Stored records »
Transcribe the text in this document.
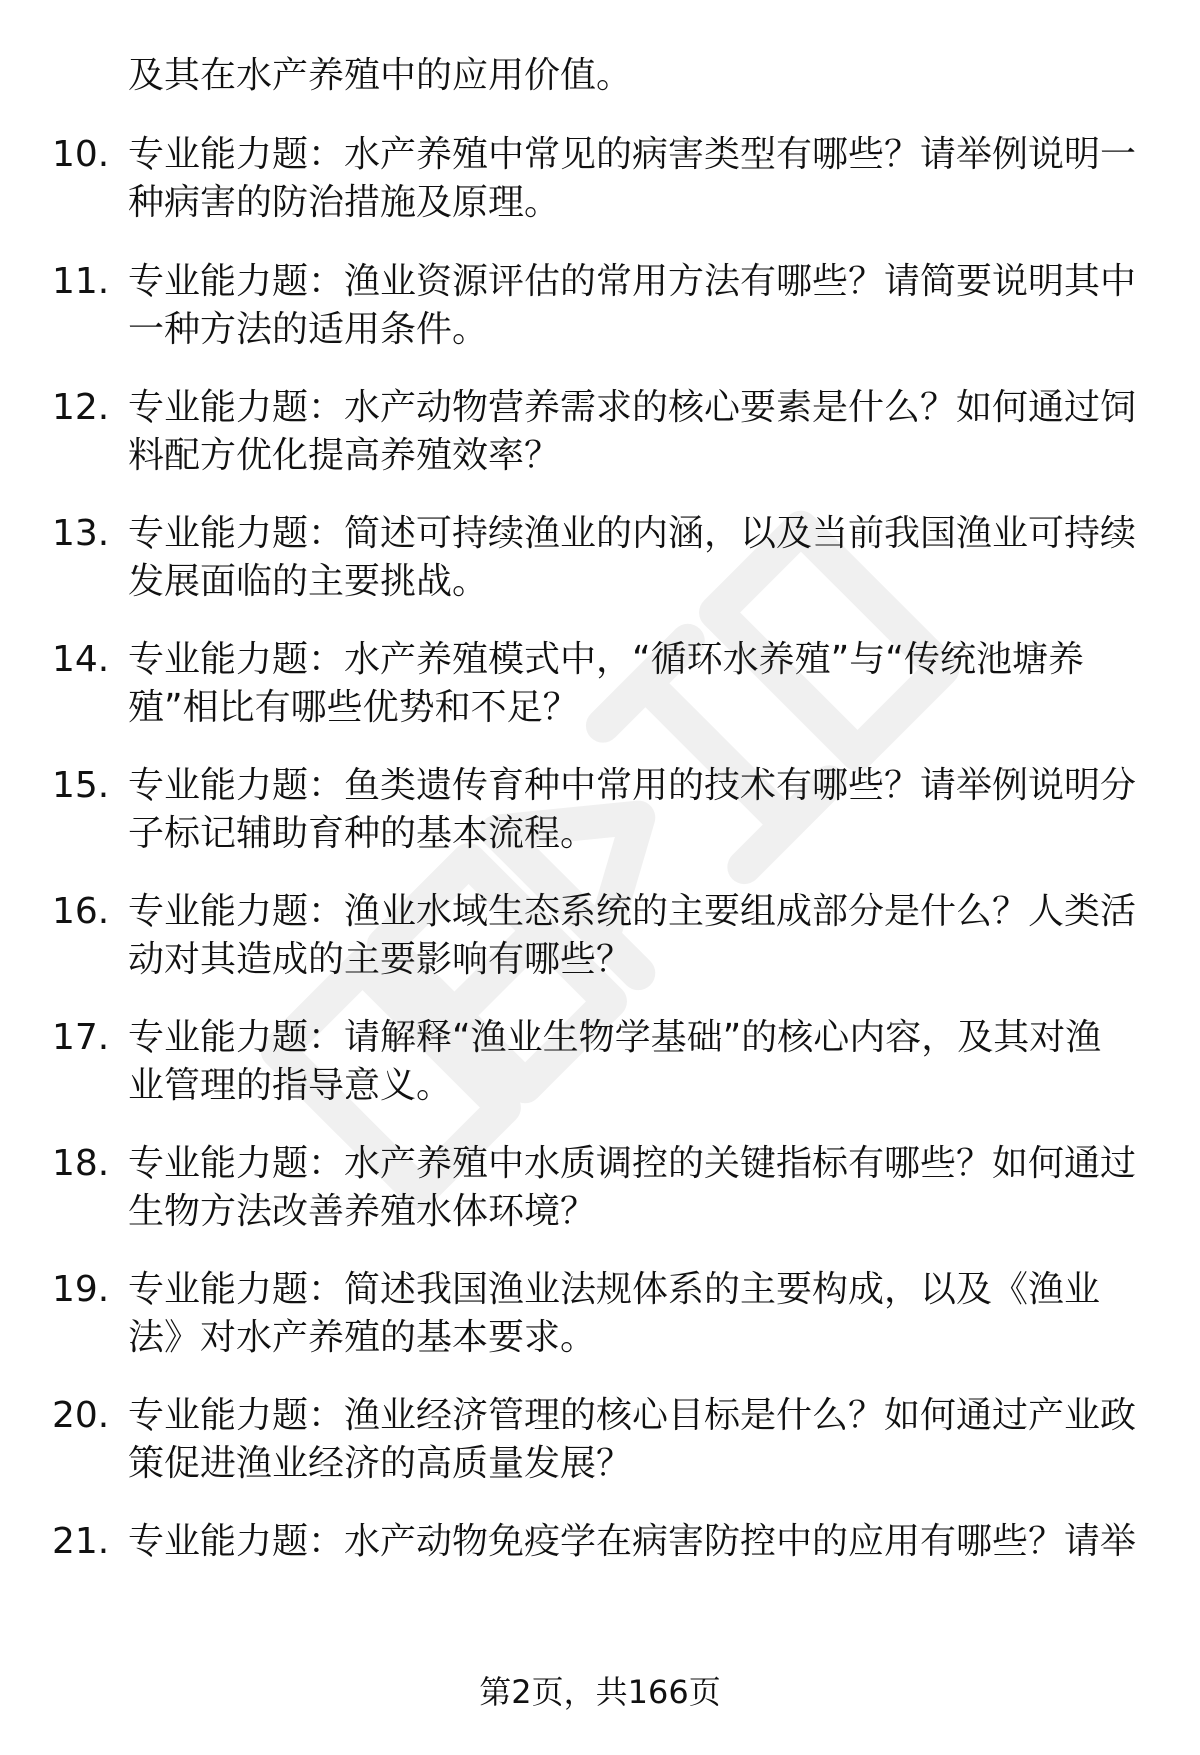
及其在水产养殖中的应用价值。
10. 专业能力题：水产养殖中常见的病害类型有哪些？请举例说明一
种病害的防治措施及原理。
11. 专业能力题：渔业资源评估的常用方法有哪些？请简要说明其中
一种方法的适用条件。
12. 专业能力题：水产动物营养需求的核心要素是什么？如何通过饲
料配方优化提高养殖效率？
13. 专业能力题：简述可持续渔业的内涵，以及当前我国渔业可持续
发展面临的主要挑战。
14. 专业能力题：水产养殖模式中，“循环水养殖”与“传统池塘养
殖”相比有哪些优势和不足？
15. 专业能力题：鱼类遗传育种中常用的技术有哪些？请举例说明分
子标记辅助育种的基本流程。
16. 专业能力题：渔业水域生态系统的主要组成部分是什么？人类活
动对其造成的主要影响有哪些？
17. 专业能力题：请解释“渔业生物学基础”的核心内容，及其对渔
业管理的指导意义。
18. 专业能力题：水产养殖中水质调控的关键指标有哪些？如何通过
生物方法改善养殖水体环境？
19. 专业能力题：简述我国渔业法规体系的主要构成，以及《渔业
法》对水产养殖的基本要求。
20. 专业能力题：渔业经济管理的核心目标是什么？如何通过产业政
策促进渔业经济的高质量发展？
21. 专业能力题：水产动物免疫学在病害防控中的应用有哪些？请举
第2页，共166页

Aim » What you return should match the records above word for word, minus the pictures.

Answer to the task »
Transcribe the text in this document.
及其在水产养殖中的应用价值。
10. 专业能力题：水产养殖中常见的病害类型有哪些？请举例说明一
种病害的防治措施及原理。
11. 专业能力题：渔业资源评估的常用方法有哪些？请简要说明其中
一种方法的适用条件。
12. 专业能力题：水产动物营养需求的核心要素是什么？如何通过饲
料配方优化提高养殖效率？
13. 专业能力题：简述可持续渔业的内涵，以及当前我国渔业可持续
发展面临的主要挑战。
14. 专业能力题：水产养殖模式中，“循环水养殖”与“传统池塘养
殖”相比有哪些优势和不足？
15. 专业能力题：鱼类遗传育种中常用的技术有哪些？请举例说明分
子标记辅助育种的基本流程。
16. 专业能力题：渔业水域生态系统的主要组成部分是什么？人类活
动对其造成的主要影响有哪些？
17. 专业能力题：请解释“渔业生物学基础”的核心内容，及其对渔
业管理的指导意义。
18. 专业能力题：水产养殖中水质调控的关键指标有哪些？如何通过
生物方法改善养殖水体环境？
19. 专业能力题：简述我国渔业法规体系的主要构成，以及《渔业
法》对水产养殖的基本要求。
20. 专业能力题：渔业经济管理的核心目标是什么？如何通过产业政
策促进渔业经济的高质量发展？
21. 专业能力题：水产动物免疫学在病害防控中的应用有哪些？请举
第2页，共166页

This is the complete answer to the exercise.